— start Items —

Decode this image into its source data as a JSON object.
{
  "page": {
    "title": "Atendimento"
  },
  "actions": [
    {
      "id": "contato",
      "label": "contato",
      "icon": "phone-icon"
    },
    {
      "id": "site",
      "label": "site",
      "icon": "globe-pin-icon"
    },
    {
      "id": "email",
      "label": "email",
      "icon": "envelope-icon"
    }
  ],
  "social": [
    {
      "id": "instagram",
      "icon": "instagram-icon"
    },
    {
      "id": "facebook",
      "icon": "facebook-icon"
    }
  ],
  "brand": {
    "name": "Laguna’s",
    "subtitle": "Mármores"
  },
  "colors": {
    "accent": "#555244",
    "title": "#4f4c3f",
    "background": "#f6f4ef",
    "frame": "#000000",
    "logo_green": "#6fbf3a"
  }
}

— end Items —
— start Items —

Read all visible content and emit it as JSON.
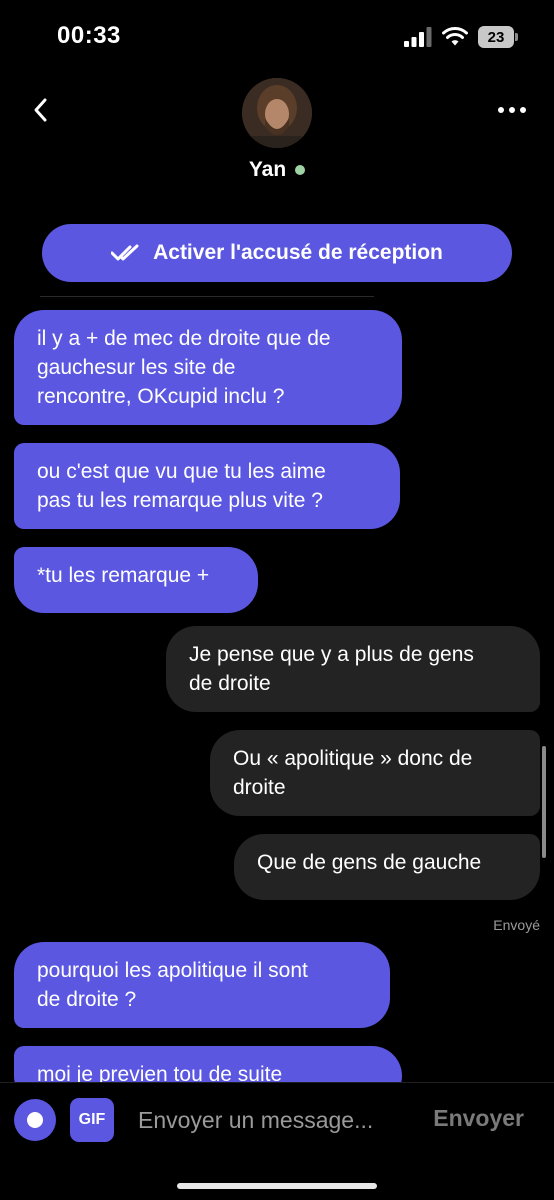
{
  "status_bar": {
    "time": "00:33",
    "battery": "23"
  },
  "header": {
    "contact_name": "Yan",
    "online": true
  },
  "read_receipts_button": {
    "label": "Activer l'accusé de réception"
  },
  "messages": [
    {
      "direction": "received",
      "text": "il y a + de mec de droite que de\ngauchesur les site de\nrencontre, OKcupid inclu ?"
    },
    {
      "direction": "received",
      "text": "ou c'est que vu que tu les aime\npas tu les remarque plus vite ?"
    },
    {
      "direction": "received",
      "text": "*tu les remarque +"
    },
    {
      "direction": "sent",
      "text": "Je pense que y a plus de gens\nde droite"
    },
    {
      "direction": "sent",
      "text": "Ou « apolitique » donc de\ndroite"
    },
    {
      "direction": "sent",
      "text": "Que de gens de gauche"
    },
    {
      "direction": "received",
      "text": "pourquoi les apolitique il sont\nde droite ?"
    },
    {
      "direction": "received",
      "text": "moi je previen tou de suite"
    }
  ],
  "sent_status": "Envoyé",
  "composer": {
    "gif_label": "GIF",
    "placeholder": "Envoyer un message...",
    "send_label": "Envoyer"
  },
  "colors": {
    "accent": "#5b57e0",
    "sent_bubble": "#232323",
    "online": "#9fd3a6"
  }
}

— end Items —

Problem statement: Answer with a single number: the count of lines holding the word "remarque".

Written answer: 2